= PROBLEM STATEMENT =
Copy each entry as it stands, leaving nothing out.

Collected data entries

-- begin --

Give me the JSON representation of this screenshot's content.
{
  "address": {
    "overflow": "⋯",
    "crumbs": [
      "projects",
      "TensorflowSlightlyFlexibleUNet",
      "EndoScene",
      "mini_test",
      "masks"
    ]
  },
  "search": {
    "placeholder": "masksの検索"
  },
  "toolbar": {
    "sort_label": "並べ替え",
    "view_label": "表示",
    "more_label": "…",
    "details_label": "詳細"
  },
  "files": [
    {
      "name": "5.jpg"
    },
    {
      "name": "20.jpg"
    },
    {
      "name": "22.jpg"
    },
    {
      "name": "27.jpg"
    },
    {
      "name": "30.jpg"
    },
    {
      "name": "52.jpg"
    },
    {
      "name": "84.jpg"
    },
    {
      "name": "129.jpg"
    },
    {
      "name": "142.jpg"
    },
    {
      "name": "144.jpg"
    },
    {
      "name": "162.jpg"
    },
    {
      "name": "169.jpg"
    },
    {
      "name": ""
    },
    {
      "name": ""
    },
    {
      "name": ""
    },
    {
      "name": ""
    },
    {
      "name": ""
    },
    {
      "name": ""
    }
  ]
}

-- end --

= WORKED ANSWER =
Give me the JSON representation of this screenshot's content.
{
  "address": {
    "overflow": "⋯",
    "crumbs": [
      "projects",
      "TensorflowSlightlyFlexibleUNet",
      "EndoScene",
      "mini_test",
      "masks"
    ]
  },
  "search": {
    "placeholder": "masksの検索"
  },
  "toolbar": {
    "sort_label": "並べ替え",
    "view_label": "表示",
    "more_label": "…",
    "details_label": "詳細"
  },
  "files": [
    {
      "name": "5.jpg"
    },
    {
      "name": "20.jpg"
    },
    {
      "name": "22.jpg"
    },
    {
      "name": "27.jpg"
    },
    {
      "name": "30.jpg"
    },
    {
      "name": "52.jpg"
    },
    {
      "name": "84.jpg"
    },
    {
      "name": "129.jpg"
    },
    {
      "name": "142.jpg"
    },
    {
      "name": "144.jpg"
    },
    {
      "name": "162.jpg"
    },
    {
      "name": "169.jpg"
    },
    {
      "name": ""
    },
    {
      "name": ""
    },
    {
      "name": ""
    },
    {
      "name": ""
    },
    {
      "name": ""
    },
    {
      "name": ""
    }
  ]
}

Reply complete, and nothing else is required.